--- Start ---

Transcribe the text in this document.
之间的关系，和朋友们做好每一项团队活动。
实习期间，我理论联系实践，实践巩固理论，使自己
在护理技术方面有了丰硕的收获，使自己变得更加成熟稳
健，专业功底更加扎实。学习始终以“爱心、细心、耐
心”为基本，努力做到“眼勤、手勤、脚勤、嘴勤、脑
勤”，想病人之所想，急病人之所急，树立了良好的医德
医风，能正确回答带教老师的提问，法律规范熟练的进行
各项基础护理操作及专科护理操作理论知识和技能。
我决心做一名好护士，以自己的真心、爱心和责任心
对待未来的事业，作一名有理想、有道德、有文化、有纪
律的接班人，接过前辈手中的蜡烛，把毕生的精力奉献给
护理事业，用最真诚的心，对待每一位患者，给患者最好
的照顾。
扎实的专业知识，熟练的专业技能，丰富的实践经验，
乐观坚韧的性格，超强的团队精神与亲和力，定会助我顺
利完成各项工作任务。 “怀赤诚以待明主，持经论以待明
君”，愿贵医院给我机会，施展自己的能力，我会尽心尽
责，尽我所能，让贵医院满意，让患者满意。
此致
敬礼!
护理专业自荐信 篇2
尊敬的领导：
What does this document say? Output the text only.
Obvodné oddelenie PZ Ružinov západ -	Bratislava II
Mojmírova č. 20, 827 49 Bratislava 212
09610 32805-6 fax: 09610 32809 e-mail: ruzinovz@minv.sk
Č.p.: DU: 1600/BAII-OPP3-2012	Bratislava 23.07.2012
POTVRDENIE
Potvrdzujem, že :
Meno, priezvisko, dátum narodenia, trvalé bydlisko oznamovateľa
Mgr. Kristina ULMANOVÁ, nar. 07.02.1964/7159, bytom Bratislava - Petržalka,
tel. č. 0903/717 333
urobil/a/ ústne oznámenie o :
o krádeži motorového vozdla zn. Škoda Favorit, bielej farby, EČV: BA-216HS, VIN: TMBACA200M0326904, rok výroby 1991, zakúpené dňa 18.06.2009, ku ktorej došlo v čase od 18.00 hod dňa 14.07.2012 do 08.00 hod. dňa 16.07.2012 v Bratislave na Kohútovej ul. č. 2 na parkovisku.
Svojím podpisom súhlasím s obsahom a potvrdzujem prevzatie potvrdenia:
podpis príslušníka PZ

--- End ---

Stated goal
Transcribe the whole listing with nothing added or left out.

Reply to the task
Transcribe the text in this document.
之间的关系，和朋友们做好每一项团队活动。
实习期间，我理论联系实践，实践巩固理论，使自己
在护理技术方面有了丰硕的收获，使自己变得更加成熟稳
健，专业功底更加扎实。学习始终以“爱心、细心、耐
心”为基本，努力做到“眼勤、手勤、脚勤、嘴勤、脑
勤”，想病人之所想，急病人之所急，树立了良好的医德
医风，能正确回答带教老师的提问，法律规范熟练的进行
各项基础护理操作及专科护理操作理论知识和技能。
我决心做一名好护士，以自己的真心、爱心和责任心
对待未来的事业，作一名有理想、有道德、有文化、有纪
律的接班人，接过前辈手中的蜡烛，把毕生的精力奉献给
护理事业，用最真诚的心，对待每一位患者，给患者最好
的照顾。
扎实的专业知识，熟练的专业技能，丰富的实践经验，
乐观坚韧的性格，超强的团队精神与亲和力，定会助我顺
利完成各项工作任务。 “怀赤诚以待明主，持经论以待明
君”，愿贵医院给我机会，施展自己的能力，我会尽心尽
责，尽我所能，让贵医院满意，让患者满意。
此致
敬礼!
护理专业自荐信 篇2
尊敬的领导：
What does this document say? Output the text only.
Obvodné oddelenie PZ Ružinov západ -	Bratislava II
Mojmírova č. 20, 827 49 Bratislava 212
09610 32805-6 fax: 09610 32809 e-mail: ruzinovz@minv.sk
Č.p.: DU: 1600/BAII-OPP3-2012	Bratislava 23.07.2012
POTVRDENIE
Potvrdzujem, že :
Meno, priezvisko, dátum narodenia, trvalé bydlisko oznamovateľa
Mgr. Kristina ULMANOVÁ, nar. 07.02.1964/7159, bytom Bratislava - Petržalka,
tel. č. 0903/717 333
urobil/a/ ústne oznámenie o :
o krádeži motorového vozdla zn. Škoda Favorit, bielej farby, EČV: BA-216HS, VIN: TMBACA200M0326904, rok výroby 1991, zakúpené dňa 18.06.2009, ku ktorej došlo v čase od 18.00 hod dňa 14.07.2012 do 08.00 hod. dňa 16.07.2012 v Bratislave na Kohútovej ul. č. 2 na parkovisku.
Svojím podpisom súhlasím s obsahom a potvrdzujem prevzatie potvrdenia:
podpis príslušníka PZ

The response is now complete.